╭──

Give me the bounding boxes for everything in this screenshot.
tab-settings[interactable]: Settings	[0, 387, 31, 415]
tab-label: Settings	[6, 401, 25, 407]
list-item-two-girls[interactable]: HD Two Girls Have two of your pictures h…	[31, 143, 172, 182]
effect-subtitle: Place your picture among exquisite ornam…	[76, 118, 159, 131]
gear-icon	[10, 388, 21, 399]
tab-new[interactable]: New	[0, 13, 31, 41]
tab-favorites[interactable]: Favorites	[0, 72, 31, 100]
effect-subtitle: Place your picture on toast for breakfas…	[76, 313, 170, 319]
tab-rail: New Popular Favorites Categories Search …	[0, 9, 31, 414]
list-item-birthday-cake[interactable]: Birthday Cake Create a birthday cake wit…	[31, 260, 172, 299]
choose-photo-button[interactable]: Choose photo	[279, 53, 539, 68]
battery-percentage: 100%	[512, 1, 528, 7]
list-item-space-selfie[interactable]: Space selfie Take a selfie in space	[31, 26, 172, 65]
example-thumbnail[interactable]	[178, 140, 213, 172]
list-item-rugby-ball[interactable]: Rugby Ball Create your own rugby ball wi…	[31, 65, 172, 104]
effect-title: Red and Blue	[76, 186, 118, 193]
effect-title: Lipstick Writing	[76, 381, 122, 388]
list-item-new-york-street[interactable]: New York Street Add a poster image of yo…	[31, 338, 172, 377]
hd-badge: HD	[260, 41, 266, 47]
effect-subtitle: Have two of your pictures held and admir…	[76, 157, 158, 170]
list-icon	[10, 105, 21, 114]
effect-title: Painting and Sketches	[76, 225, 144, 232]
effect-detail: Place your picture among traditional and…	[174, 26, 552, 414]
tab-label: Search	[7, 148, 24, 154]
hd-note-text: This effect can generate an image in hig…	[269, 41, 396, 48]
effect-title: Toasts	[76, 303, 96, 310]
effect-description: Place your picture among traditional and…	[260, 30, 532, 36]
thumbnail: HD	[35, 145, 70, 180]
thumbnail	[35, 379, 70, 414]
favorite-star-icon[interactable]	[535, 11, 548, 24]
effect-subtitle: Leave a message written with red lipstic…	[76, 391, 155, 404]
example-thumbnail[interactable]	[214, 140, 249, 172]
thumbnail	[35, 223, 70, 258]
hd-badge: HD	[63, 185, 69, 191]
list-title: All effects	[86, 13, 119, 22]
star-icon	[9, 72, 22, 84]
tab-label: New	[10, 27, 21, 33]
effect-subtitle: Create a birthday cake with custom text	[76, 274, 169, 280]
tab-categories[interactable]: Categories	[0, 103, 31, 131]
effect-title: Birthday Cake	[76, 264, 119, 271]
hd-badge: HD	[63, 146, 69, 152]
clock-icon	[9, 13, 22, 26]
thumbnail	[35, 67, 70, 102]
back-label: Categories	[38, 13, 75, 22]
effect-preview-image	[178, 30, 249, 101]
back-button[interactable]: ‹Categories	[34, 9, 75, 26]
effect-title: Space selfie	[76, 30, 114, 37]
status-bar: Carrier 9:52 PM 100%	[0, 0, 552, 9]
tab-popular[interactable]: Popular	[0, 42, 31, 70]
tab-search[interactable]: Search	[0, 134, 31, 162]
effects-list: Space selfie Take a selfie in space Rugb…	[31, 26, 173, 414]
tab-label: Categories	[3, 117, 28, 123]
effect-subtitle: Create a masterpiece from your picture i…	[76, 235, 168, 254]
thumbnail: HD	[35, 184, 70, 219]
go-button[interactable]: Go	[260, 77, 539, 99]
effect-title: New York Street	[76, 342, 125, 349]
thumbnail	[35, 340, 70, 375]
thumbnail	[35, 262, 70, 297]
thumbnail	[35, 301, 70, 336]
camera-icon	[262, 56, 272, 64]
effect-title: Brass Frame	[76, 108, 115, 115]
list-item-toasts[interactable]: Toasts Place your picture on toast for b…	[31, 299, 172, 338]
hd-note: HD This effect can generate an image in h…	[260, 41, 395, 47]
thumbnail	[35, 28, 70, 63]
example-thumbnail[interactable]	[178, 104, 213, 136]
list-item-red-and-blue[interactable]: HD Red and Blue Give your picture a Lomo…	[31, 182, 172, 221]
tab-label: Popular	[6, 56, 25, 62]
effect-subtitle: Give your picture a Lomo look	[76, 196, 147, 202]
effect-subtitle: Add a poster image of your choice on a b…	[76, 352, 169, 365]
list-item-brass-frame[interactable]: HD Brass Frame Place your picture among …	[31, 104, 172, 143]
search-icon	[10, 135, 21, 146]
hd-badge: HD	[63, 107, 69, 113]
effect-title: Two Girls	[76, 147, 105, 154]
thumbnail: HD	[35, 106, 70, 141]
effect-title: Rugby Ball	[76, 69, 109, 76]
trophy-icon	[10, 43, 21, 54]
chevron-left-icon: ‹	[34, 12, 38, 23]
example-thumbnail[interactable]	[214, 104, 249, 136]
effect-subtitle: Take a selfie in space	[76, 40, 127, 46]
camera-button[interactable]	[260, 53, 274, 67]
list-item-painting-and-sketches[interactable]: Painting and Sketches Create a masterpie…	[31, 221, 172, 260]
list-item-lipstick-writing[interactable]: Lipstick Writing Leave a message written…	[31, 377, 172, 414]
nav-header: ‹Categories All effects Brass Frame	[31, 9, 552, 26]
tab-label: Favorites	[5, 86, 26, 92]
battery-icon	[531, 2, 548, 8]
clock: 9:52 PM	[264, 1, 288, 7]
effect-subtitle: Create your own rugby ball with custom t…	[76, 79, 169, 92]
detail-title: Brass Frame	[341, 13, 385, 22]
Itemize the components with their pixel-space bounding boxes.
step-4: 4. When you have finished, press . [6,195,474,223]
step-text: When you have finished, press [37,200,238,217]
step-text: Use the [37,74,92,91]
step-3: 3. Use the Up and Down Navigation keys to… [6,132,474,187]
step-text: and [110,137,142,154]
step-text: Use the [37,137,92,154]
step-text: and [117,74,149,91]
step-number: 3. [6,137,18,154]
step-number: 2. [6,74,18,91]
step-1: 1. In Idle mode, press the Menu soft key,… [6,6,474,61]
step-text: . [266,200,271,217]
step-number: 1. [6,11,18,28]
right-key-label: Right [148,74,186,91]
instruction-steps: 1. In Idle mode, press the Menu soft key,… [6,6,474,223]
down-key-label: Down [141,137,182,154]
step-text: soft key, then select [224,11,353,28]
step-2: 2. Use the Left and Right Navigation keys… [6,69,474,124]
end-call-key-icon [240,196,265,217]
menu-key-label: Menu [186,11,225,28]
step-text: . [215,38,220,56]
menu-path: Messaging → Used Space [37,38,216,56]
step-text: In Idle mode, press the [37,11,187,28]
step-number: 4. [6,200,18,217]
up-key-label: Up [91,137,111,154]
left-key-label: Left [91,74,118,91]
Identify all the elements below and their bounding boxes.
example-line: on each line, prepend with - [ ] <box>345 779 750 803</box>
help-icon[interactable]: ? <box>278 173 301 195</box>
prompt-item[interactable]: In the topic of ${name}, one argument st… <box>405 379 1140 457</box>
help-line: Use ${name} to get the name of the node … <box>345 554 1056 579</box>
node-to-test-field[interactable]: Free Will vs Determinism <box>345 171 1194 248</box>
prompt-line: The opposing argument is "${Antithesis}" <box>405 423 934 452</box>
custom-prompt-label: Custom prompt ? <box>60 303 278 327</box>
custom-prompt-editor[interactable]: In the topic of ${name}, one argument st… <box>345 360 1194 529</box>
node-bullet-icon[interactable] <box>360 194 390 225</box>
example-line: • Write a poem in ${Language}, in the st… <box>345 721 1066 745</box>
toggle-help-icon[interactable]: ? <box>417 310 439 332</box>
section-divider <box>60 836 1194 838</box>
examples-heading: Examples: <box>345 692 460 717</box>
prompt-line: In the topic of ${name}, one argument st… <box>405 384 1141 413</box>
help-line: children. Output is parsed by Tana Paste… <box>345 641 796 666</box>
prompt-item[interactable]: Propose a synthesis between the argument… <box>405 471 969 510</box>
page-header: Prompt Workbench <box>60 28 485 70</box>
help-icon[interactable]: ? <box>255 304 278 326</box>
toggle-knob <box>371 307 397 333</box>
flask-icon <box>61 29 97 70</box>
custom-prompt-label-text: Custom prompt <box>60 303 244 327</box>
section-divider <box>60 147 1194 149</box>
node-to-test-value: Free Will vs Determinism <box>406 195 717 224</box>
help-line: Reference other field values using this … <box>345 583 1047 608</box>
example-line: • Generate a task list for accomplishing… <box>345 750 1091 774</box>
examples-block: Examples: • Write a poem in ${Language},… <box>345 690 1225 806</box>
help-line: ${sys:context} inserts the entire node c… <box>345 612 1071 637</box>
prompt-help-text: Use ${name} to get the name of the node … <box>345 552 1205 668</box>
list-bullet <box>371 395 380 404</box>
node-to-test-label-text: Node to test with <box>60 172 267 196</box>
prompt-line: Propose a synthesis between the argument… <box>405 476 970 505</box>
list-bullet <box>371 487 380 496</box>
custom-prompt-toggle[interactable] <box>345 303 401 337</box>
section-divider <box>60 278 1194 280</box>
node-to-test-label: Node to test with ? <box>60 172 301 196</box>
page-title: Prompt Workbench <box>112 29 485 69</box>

╰──

**Exercise**
Reproduce the data above word for word, from its first line down to and including the line that contains "effect-subtitle: Place your picture among".

**Complete answer**
Give me the bounding boxes for everything in this screenshot.
tab-settings[interactable]: Settings	[0, 387, 31, 415]
tab-label: Settings	[6, 401, 25, 407]
list-item-two-girls[interactable]: HD Two Girls Have two of your pictures h…	[31, 143, 172, 182]
effect-subtitle: Place your picture among exquisite ornam…	[76, 118, 159, 131]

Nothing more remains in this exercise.